▶ _Instructions for the task_
Pull out every line below that contains the word "Graphite".

▶ _Data excerpts_
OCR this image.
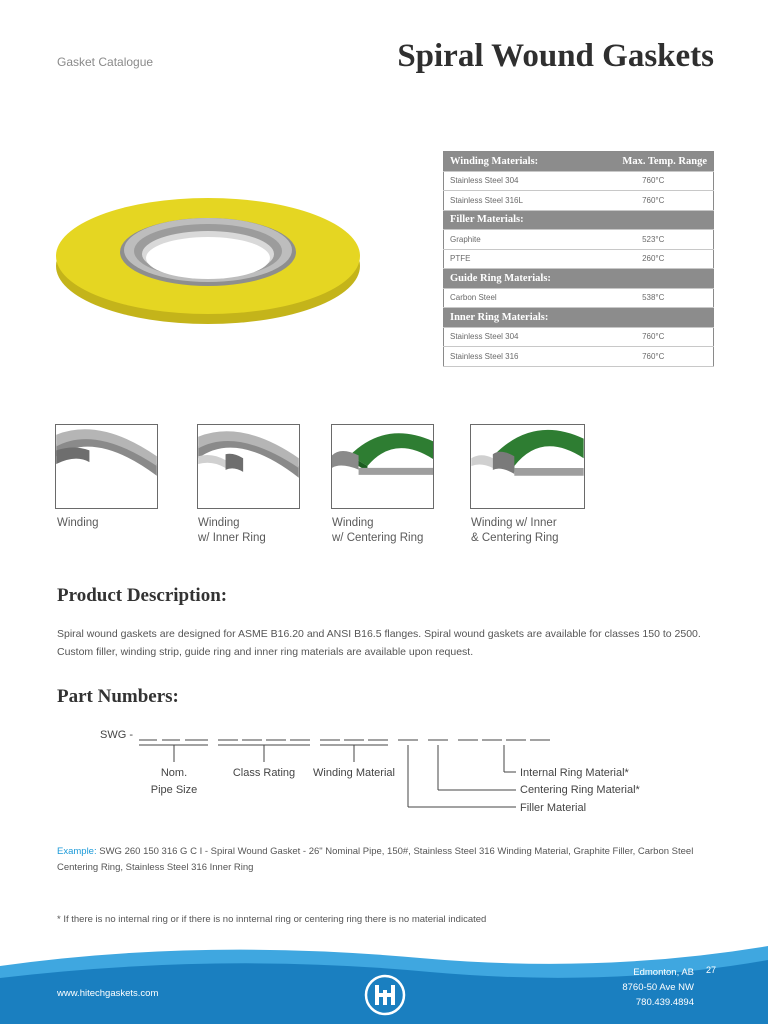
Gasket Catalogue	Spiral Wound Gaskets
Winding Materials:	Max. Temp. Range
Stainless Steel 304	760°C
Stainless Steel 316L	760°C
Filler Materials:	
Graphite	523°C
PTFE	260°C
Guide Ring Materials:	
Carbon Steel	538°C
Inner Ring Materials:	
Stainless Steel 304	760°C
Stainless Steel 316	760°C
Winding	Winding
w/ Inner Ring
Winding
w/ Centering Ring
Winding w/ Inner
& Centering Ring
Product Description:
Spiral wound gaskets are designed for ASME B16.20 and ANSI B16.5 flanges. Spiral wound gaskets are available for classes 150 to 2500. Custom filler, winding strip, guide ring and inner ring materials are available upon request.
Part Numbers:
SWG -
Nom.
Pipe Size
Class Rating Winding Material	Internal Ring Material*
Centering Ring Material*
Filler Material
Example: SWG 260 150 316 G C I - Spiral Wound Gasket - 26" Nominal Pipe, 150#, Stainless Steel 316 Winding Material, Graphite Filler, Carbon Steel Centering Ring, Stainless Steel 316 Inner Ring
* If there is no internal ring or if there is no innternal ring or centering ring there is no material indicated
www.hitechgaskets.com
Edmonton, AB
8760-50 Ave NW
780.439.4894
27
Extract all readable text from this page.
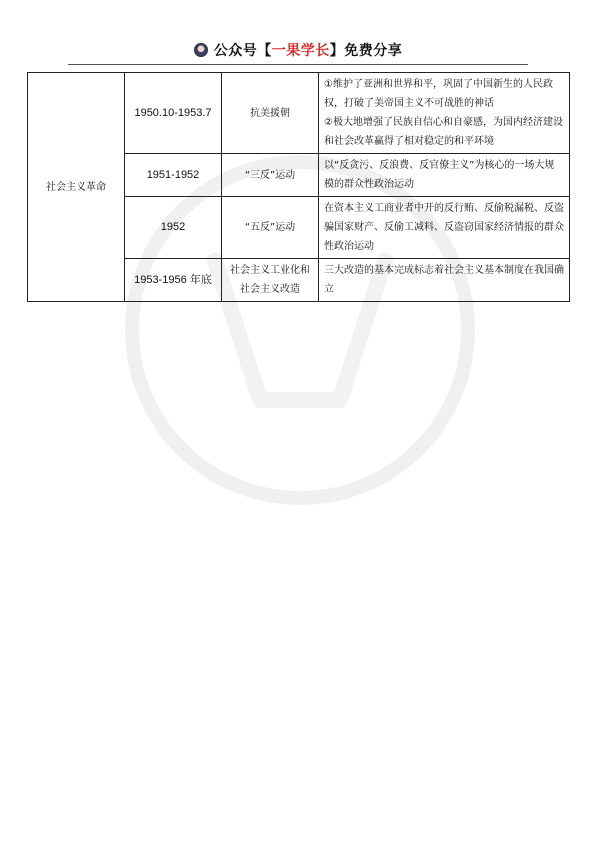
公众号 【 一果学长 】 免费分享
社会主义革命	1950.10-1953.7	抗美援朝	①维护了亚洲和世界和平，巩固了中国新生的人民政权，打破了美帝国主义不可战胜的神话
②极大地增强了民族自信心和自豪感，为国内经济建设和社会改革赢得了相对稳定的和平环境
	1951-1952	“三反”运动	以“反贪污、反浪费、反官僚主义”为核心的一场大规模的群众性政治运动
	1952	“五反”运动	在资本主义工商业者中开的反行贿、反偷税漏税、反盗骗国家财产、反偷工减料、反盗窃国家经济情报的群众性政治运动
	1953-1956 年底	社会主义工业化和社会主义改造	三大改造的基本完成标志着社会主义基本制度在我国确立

▶ _Completed exercise_
Graphite	523°C
Example: SWG 260 150 316 G C I - Spiral Wound Gasket - 26" Nominal Pipe, 150#, Stainless Steel 316 Winding Material, Graphite Filler, Carbon Steel Centering Ring, Stainless Steel 316 Inner Ring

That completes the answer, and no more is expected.